PROBLEM DESCRIPTION
Without the images, output each record below as it stands.

################

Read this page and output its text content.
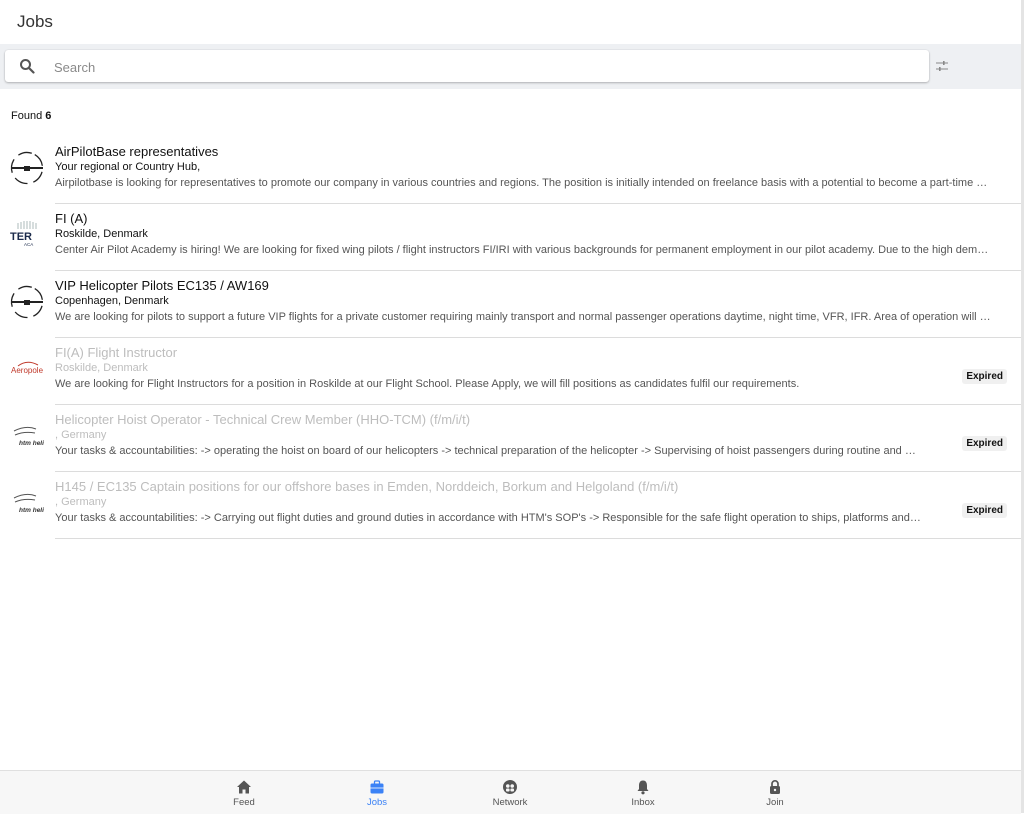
Jobs
Search
Found 6
AirPilotBase representatives
Your regional or Country Hub,
Airpilotbase is looking for representatives to promote our company in various countries and regions. The position is initially intended on freelance basis with a potential to become a part-time …
TER
ACA
FI (A)
Roskilde, Denmark
Center Air Pilot Academy is hiring! We are looking for fixed wing pilots / flight instructors FI/IRI with various backgrounds for permanent employment in our pilot academy. Due to the high dem…
VIP Helicopter Pilots EC135 / AW169
Copenhagen, Denmark
We are looking for pilots to support a future VIP flights for a private customer requiring mainly transport and normal passenger operations daytime, night time, VFR, IFR. Area of operation will …
Aeropole
FI(A) Flight Instructor
Roskilde, Denmark
We are looking for Flight Instructors for a position in Roskilde at our Flight School. Please Apply, we will fill positions as candidates fulfil our requirements.
Expired
htm heli
Helicopter Hoist Operator - Technical Crew Member (HHO-TCM) (f/m/i/t)
, Germany
Your tasks & accountabilities: -> operating the hoist on board of our helicopters -> technical preparation of the helicopter -> Supervising of hoist passengers during routine and …
Expired
htm heli
H145 / EC135 Captain positions for our offshore bases in Emden, Norddeich, Borkum and Helgoland (f/m/i/t)
, Germany
Your tasks & accountabilities: -> Carrying out flight duties and ground duties in accordance with HTM's SOP's -> Responsible for the safe flight operation to ships, platforms and…
Expired
Feed	Jobs	Network	Inbox	Join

################

RESULT OF THIS EXERCISE
Read this page and output its text content.
Jobs
Search
Found 6
AirPilotBase representatives
Your regional or Country Hub,
Airpilotbase is looking for representatives to promote our company in various countries and regions. The position is initially intended on freelance basis with a potential to become a part-time …
TER
ACA
FI (A)
Roskilde, Denmark
Center Air Pilot Academy is hiring! We are looking for fixed wing pilots / flight instructors FI/IRI with various backgrounds for permanent employment in our pilot academy. Due to the high dem…
VIP Helicopter Pilots EC135 / AW169
Copenhagen, Denmark
We are looking for pilots to support a future VIP flights for a private customer requiring mainly transport and normal passenger operations daytime, night time, VFR, IFR. Area of operation will …
Aeropole
FI(A) Flight Instructor
Roskilde, Denmark
We are looking for Flight Instructors for a position in Roskilde at our Flight School. Please Apply, we will fill positions as candidates fulfil our requirements.
Expired
htm heli
Helicopter Hoist Operator - Technical Crew Member (HHO-TCM) (f/m/i/t)
, Germany
Your tasks & accountabilities: -> operating the hoist on board of our helicopters -> technical preparation of the helicopter -> Supervising of hoist passengers during routine and …
Expired
htm heli
H145 / EC135 Captain positions for our offshore bases in Emden, Norddeich, Borkum and Helgoland (f/m/i/t)
, Germany
Your tasks & accountabilities: -> Carrying out flight duties and ground duties in accordance with HTM's SOP's -> Responsible for the safe flight operation to ships, platforms and…
Expired
Feed	Jobs	Network	Inbox	Join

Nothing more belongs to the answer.